Goal: Copy out every line containing the word "grandmother".

Dataset:
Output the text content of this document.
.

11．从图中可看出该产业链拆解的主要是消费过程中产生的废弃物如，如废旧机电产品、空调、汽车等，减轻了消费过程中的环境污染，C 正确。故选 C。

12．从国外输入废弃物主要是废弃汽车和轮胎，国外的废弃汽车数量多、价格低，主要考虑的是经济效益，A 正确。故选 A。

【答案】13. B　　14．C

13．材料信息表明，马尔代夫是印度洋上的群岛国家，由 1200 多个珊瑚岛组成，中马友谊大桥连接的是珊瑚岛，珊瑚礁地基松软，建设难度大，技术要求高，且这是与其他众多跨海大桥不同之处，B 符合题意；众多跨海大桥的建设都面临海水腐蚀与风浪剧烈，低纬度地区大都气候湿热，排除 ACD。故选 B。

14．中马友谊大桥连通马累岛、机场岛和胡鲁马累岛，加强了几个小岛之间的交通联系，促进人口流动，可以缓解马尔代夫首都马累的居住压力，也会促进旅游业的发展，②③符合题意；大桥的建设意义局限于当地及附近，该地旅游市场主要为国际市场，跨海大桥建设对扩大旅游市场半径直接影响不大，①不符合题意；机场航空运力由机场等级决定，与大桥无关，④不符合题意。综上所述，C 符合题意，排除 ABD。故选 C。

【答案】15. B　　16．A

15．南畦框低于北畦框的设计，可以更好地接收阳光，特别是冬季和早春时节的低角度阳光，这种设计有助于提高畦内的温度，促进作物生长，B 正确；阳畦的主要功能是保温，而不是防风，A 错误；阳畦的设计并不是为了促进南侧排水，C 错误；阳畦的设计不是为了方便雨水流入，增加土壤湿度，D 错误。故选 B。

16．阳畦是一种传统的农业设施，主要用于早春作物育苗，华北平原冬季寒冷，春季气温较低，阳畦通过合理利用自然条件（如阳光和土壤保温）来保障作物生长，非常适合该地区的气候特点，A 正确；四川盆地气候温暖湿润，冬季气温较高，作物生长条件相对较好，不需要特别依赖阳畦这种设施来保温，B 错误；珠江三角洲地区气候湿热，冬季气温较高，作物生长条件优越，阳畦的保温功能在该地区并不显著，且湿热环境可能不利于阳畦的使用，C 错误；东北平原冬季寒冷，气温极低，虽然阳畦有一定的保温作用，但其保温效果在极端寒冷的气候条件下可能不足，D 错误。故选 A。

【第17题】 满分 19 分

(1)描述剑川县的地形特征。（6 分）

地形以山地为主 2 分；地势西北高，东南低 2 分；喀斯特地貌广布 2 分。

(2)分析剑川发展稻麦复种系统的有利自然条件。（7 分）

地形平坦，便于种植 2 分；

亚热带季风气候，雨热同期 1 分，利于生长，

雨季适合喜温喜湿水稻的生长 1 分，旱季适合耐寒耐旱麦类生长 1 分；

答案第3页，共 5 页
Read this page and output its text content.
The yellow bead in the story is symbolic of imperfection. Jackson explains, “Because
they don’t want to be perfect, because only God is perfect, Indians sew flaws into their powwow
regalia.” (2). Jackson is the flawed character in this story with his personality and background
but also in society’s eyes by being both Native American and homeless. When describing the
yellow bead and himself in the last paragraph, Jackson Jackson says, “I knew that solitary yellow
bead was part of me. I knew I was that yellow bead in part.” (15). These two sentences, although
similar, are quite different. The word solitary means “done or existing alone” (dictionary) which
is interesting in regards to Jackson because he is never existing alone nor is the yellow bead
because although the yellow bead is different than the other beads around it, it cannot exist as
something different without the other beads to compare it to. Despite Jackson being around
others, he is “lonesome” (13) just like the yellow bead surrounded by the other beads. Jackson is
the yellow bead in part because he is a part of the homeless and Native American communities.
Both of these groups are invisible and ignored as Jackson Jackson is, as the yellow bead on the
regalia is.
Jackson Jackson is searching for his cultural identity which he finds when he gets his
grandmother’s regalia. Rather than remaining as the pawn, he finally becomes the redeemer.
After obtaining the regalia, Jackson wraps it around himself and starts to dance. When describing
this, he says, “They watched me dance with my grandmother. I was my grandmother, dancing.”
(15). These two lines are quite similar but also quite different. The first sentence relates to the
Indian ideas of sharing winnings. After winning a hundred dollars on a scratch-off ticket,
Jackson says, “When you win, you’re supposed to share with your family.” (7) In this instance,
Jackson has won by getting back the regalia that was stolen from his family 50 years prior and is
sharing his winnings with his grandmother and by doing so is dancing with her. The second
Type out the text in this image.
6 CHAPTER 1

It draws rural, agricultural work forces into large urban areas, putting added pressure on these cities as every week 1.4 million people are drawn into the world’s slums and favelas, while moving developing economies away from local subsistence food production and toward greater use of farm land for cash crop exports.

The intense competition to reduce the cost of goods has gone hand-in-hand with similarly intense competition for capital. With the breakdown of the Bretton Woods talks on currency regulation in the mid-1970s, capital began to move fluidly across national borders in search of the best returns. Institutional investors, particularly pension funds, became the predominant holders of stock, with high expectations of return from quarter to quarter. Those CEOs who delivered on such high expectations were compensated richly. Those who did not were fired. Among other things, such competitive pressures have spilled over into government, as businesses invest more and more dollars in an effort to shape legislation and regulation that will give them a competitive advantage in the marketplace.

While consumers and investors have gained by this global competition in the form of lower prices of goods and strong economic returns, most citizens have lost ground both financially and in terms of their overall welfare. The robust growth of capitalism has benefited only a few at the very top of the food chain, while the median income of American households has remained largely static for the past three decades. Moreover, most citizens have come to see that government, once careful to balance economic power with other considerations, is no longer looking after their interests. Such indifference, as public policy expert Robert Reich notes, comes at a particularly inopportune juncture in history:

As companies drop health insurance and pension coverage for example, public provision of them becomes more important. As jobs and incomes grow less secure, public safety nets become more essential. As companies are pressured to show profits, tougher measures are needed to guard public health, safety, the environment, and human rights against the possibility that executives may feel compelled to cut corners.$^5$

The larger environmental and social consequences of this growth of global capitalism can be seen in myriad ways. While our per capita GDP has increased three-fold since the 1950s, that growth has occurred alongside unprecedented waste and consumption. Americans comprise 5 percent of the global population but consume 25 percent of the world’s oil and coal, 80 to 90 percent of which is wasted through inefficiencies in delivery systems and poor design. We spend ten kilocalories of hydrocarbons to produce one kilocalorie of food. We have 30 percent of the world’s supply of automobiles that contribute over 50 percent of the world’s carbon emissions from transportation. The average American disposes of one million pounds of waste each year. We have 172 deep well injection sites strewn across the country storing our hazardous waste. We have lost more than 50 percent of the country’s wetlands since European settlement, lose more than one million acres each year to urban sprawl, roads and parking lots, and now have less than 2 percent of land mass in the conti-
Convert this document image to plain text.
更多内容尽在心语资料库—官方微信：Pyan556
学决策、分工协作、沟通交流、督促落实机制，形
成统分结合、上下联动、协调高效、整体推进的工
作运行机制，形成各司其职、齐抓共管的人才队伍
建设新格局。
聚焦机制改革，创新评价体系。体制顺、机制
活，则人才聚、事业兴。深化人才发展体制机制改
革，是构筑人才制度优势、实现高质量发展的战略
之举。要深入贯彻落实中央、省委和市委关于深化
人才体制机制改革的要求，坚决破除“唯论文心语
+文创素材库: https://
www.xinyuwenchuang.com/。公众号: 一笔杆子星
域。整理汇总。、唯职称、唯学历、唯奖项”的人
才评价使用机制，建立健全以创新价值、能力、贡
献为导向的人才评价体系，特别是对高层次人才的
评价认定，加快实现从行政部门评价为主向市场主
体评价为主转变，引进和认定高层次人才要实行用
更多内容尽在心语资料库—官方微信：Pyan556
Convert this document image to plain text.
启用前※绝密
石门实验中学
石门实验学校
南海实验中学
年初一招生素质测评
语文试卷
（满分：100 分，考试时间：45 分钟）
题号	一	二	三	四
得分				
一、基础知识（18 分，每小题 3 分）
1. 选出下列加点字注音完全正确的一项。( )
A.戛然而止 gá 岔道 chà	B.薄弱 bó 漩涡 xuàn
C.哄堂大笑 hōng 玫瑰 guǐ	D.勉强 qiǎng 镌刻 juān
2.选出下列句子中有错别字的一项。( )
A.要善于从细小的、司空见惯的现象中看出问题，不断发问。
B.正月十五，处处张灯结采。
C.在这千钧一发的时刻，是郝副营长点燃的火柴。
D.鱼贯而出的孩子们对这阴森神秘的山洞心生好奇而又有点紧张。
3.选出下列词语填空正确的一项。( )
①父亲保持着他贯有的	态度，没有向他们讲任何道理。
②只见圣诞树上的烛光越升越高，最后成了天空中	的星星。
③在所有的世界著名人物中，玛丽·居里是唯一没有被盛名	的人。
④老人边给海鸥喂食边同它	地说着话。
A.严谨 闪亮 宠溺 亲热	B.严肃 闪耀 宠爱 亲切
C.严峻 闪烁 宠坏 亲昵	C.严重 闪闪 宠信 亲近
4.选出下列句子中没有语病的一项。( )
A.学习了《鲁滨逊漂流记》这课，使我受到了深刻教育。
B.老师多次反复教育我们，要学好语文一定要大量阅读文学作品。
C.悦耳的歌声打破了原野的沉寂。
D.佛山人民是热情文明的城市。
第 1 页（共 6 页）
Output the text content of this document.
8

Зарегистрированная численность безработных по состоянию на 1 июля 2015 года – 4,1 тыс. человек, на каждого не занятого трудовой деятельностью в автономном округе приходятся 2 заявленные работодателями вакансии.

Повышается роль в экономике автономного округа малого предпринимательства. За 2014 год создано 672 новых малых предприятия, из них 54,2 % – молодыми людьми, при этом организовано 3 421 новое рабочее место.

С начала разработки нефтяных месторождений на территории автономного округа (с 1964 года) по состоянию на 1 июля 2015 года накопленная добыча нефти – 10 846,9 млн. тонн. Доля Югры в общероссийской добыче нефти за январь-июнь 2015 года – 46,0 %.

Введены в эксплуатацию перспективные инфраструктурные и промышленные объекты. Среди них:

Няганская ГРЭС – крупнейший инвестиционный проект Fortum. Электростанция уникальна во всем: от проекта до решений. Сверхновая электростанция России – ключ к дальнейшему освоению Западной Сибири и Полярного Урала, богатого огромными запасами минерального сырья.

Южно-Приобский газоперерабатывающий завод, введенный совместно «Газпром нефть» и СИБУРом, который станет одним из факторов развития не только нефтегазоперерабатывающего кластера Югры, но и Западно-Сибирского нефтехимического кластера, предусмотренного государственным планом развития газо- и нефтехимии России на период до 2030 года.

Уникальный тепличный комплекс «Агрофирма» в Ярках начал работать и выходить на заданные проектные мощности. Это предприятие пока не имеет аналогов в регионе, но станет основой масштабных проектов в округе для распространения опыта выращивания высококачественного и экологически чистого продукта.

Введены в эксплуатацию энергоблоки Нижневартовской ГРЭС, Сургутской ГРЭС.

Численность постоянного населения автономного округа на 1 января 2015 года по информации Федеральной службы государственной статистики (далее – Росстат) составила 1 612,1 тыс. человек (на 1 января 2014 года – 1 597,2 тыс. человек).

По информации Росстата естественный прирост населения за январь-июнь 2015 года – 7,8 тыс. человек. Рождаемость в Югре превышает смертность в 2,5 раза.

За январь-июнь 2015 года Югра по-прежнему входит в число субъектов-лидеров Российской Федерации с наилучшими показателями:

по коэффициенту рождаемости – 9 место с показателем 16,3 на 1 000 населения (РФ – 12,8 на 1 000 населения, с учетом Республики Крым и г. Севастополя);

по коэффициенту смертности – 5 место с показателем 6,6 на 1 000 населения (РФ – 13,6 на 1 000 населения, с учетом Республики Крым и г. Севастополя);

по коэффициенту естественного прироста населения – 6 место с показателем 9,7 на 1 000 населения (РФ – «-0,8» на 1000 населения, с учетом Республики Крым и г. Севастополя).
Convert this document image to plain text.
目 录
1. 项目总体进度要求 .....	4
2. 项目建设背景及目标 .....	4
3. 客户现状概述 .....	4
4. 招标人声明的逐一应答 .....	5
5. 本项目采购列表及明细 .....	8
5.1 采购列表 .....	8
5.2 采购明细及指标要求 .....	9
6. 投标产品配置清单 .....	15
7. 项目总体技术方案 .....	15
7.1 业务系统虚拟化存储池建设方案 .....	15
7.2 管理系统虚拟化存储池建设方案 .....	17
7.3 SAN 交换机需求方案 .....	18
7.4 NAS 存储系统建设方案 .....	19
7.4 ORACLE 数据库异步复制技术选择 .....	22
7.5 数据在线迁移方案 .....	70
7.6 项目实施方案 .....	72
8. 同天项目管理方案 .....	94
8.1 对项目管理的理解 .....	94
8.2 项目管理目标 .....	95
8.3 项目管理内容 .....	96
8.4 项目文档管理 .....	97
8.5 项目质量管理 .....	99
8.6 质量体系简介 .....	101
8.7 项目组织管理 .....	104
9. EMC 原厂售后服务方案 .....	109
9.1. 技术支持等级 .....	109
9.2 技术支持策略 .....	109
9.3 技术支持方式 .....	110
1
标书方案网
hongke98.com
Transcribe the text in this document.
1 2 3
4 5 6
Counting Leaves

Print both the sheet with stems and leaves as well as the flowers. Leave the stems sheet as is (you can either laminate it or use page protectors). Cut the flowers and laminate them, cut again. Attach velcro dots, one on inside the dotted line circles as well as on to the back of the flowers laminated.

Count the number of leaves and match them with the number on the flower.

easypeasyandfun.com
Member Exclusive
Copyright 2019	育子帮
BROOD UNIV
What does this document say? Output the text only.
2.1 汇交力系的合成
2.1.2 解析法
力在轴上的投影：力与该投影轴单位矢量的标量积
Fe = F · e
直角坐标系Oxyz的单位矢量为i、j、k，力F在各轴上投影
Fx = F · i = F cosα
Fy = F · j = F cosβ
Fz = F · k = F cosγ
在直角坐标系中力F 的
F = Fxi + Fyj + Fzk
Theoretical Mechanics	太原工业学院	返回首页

Result:
grandmother’s regalia. Rather than remaining as the pawn, he finally becomes the redeemer.
this, he says, “They watched me dance with my grandmother. I was my grandmother, dancing.”
sharing his winnings with his grandmother and by doing so is dancing with her. The second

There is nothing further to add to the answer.